Requirement >>
Restate the complete material exactly.

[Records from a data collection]
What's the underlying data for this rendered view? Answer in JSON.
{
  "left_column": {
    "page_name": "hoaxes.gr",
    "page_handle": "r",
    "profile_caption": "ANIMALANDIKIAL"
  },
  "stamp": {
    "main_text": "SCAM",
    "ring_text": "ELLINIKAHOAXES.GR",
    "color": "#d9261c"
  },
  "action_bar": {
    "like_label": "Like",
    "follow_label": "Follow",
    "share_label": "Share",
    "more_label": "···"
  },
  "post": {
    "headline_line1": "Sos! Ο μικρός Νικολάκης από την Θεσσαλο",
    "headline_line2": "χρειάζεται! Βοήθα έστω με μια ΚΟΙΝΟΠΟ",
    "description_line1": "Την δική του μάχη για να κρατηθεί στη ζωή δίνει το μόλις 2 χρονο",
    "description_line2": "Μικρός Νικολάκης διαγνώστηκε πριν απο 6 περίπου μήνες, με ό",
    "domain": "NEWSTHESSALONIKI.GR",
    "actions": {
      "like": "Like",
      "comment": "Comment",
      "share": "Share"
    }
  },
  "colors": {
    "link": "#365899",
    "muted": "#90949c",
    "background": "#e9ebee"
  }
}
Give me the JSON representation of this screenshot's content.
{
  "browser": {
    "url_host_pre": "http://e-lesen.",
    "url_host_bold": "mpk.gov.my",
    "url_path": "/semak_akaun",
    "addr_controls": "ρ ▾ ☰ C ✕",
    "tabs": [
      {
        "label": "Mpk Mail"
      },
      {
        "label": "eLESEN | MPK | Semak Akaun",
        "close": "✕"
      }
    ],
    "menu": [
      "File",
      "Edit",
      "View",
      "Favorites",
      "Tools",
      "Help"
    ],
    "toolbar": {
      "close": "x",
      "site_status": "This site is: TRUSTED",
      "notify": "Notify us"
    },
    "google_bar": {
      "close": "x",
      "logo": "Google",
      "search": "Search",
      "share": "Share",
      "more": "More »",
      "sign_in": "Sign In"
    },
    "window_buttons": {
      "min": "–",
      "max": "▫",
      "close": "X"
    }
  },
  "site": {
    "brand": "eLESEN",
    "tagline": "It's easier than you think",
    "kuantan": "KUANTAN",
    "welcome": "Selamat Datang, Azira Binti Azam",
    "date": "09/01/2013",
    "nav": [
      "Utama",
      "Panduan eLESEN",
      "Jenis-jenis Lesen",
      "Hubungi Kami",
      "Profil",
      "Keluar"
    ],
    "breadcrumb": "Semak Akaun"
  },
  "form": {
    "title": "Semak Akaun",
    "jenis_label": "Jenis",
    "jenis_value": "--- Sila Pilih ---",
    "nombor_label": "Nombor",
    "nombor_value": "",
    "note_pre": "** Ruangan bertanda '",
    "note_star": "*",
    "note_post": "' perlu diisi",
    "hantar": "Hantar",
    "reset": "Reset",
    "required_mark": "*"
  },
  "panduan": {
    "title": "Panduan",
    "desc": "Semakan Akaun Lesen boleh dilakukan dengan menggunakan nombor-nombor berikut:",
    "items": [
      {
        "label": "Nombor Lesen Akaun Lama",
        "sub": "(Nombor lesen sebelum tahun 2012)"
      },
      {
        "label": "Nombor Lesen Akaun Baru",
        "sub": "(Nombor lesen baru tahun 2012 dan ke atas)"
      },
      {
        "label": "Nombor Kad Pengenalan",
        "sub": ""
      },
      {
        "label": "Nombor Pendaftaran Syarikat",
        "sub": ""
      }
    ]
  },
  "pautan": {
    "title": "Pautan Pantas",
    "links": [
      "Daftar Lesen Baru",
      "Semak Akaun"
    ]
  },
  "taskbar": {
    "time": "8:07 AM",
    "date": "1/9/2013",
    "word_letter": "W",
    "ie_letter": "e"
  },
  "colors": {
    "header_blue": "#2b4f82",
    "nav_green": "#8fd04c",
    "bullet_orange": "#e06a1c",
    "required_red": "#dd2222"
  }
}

Solution to the exercise >>
What's the underlying data for this rendered view? Answer in JSON.
{
  "left_column": {
    "page_name": "hoaxes.gr",
    "page_handle": "r",
    "profile_caption": "ANIMALANDIKIAL"
  },
  "stamp": {
    "main_text": "SCAM",
    "ring_text": "ELLINIKAHOAXES.GR",
    "color": "#d9261c"
  },
  "action_bar": {
    "like_label": "Like",
    "follow_label": "Follow",
    "share_label": "Share",
    "more_label": "···"
  },
  "post": {
    "headline_line1": "Sos! Ο μικρός Νικολάκης από την Θεσσαλο",
    "headline_line2": "χρειάζεται! Βοήθα έστω με μια ΚΟΙΝΟΠΟ",
    "description_line1": "Την δική του μάχη για να κρατηθεί στη ζωή δίνει το μόλις 2 χρονο",
    "description_line2": "Μικρός Νικολάκης διαγνώστηκε πριν απο 6 περίπου μήνες, με ό",
    "domain": "NEWSTHESSALONIKI.GR",
    "actions": {
      "like": "Like",
      "comment": "Comment",
      "share": "Share"
    }
  },
  "colors": {
    "link": "#365899",
    "muted": "#90949c",
    "background": "#e9ebee"
  }
}
Give me the JSON representation of this screenshot's content.
{
  "browser": {
    "url_host_pre": "http://e-lesen.",
    "url_host_bold": "mpk.gov.my",
    "url_path": "/semak_akaun",
    "addr_controls": "ρ ▾ ☰ C ✕",
    "tabs": [
      {
        "label": "Mpk Mail"
      },
      {
        "label": "eLESEN | MPK | Semak Akaun",
        "close": "✕"
      }
    ],
    "menu": [
      "File",
      "Edit",
      "View",
      "Favorites",
      "Tools",
      "Help"
    ],
    "toolbar": {
      "close": "x",
      "site_status": "This site is: TRUSTED",
      "notify": "Notify us"
    },
    "google_bar": {
      "close": "x",
      "logo": "Google",
      "search": "Search",
      "share": "Share",
      "more": "More »",
      "sign_in": "Sign In"
    },
    "window_buttons": {
      "min": "–",
      "max": "▫",
      "close": "X"
    }
  },
  "site": {
    "brand": "eLESEN",
    "tagline": "It's easier than you think",
    "kuantan": "KUANTAN",
    "welcome": "Selamat Datang, Azira Binti Azam",
    "date": "09/01/2013",
    "nav": [
      "Utama",
      "Panduan eLESEN",
      "Jenis-jenis Lesen",
      "Hubungi Kami",
      "Profil",
      "Keluar"
    ],
    "breadcrumb": "Semak Akaun"
  },
  "form": {
    "title": "Semak Akaun",
    "jenis_label": "Jenis",
    "jenis_value": "--- Sila Pilih ---",
    "nombor_label": "Nombor",
    "nombor_value": "",
    "note_pre": "** Ruangan bertanda '",
    "note_star": "*",
    "note_post": "' perlu diisi",
    "hantar": "Hantar",
    "reset": "Reset",
    "required_mark": "*"
  },
  "panduan": {
    "title": "Panduan",
    "desc": "Semakan Akaun Lesen boleh dilakukan dengan menggunakan nombor-nombor berikut:",
    "items": [
      {
        "label": "Nombor Lesen Akaun Lama",
        "sub": "(Nombor lesen sebelum tahun 2012)"
      },
      {
        "label": "Nombor Lesen Akaun Baru",
        "sub": "(Nombor lesen baru tahun 2012 dan ke atas)"
      },
      {
        "label": "Nombor Kad Pengenalan",
        "sub": ""
      },
      {
        "label": "Nombor Pendaftaran Syarikat",
        "sub": ""
      }
    ]
  },
  "pautan": {
    "title": "Pautan Pantas",
    "links": [
      "Daftar Lesen Baru",
      "Semak Akaun"
    ]
  },
  "taskbar": {
    "time": "8:07 AM",
    "date": "1/9/2013",
    "word_letter": "W",
    "ie_letter": "e"
  },
  "colors": {
    "header_blue": "#2b4f82",
    "nav_green": "#8fd04c",
    "bullet_orange": "#e06a1c",
    "required_red": "#dd2222"
  }
}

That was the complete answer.